### Written problem:
Read the records below and copy each line that contains "Soit".

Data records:
####

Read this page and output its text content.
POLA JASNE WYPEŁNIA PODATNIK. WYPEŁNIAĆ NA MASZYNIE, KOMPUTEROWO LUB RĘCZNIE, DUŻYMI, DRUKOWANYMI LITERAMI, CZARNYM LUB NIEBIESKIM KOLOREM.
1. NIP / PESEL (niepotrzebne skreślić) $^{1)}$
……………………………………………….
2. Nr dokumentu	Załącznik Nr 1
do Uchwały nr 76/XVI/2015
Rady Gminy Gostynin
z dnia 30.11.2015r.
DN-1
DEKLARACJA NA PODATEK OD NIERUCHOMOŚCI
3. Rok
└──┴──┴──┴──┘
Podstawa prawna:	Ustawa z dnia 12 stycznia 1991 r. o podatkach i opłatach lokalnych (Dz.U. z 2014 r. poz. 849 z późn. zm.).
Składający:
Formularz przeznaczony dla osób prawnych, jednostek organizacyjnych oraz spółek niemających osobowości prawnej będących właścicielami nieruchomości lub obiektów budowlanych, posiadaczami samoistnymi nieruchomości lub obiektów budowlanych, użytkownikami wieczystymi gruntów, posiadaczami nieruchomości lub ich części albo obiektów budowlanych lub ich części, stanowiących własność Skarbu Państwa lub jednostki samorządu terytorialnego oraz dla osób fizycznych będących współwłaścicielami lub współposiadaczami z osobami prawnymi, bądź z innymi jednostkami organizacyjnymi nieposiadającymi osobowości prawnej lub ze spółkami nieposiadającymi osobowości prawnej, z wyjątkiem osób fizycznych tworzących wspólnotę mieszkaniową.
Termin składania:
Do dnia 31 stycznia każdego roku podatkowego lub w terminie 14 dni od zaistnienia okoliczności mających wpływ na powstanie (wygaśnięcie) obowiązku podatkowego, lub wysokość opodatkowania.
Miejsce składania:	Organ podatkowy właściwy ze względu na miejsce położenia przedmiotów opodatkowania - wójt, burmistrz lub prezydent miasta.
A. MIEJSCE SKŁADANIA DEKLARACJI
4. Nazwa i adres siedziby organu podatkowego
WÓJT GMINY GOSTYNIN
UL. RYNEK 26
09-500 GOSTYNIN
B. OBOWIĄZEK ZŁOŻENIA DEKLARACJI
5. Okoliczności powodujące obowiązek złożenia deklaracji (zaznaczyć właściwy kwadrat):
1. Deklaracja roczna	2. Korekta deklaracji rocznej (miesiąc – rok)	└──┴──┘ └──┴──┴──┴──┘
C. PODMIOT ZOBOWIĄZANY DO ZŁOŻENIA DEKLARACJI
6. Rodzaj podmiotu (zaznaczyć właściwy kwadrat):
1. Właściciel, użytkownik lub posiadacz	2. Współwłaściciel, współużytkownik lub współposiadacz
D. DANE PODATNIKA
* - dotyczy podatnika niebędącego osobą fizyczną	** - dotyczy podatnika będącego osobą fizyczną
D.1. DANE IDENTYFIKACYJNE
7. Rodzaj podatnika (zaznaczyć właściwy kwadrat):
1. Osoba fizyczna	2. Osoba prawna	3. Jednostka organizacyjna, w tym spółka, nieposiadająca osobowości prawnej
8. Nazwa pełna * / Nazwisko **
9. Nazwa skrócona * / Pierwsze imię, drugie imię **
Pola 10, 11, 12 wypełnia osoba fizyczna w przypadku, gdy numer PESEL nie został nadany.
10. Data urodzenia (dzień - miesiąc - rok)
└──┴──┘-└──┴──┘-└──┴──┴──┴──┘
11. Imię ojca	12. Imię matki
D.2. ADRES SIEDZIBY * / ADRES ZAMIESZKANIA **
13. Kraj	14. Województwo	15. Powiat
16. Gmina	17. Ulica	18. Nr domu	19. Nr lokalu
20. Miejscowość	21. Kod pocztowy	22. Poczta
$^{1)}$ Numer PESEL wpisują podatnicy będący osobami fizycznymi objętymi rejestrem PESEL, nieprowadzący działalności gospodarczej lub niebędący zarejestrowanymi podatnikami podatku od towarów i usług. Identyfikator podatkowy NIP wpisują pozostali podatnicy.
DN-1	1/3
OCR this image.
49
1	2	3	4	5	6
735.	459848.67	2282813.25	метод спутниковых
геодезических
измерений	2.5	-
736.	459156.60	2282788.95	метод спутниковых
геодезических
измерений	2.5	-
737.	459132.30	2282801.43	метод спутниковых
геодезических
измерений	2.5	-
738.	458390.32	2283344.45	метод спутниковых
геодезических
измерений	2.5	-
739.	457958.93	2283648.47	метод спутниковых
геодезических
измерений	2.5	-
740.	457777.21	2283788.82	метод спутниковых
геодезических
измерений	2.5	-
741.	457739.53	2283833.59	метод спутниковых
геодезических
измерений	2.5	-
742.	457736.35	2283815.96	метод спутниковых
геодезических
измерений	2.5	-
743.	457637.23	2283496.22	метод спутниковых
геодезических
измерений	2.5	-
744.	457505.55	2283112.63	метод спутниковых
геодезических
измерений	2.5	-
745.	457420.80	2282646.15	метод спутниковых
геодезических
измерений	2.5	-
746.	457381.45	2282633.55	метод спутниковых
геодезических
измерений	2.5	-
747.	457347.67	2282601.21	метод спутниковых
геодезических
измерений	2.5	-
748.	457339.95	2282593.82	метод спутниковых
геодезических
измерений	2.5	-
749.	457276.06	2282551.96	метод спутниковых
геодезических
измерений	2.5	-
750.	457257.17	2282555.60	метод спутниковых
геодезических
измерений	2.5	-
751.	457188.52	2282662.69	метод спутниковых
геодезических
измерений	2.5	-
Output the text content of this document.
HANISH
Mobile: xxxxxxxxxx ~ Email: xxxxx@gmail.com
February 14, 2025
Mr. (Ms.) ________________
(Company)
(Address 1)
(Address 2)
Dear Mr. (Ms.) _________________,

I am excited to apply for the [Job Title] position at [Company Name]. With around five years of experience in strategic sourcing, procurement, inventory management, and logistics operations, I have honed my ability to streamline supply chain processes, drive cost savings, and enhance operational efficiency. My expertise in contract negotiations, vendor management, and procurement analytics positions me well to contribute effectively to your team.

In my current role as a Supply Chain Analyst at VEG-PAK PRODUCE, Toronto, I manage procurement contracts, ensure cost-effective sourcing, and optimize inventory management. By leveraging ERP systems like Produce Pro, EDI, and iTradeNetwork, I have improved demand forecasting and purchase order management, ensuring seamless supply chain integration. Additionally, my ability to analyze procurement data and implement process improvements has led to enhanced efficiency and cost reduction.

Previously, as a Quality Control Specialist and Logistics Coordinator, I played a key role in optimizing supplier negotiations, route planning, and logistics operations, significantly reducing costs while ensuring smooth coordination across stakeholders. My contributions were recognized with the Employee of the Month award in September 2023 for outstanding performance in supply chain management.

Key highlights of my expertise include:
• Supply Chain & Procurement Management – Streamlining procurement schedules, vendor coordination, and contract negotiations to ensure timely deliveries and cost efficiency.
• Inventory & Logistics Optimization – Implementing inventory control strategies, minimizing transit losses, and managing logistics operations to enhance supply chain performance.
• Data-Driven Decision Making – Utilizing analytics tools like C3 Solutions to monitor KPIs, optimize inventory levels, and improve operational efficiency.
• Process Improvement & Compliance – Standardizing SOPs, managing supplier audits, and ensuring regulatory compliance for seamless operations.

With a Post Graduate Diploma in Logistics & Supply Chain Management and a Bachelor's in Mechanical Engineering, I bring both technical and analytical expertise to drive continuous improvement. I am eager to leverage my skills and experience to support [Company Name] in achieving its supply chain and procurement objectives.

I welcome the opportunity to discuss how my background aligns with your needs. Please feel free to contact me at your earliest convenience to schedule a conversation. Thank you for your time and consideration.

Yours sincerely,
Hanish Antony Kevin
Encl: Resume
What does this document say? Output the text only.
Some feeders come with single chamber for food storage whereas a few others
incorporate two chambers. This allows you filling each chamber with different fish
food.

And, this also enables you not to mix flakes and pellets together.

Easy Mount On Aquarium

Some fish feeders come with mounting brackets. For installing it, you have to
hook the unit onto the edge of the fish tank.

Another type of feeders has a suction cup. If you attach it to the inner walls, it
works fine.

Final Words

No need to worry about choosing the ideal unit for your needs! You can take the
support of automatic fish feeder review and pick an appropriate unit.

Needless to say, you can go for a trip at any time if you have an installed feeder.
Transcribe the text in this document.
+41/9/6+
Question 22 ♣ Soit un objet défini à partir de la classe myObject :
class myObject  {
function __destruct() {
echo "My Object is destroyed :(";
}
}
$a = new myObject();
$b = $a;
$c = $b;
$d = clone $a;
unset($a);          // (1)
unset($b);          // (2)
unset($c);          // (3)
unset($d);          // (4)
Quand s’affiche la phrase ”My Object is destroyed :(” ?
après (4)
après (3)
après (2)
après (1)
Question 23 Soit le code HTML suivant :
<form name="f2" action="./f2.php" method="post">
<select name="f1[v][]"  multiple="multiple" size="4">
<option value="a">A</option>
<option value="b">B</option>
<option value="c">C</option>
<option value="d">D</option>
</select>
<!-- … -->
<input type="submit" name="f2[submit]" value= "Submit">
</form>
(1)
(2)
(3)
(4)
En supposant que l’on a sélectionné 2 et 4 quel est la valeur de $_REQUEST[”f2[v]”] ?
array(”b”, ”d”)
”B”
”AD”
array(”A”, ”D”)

####

### In response:
Question 22 ♣ Soit un objet défini à partir de la classe myObject :
Question 23 Soit le code HTML suivant :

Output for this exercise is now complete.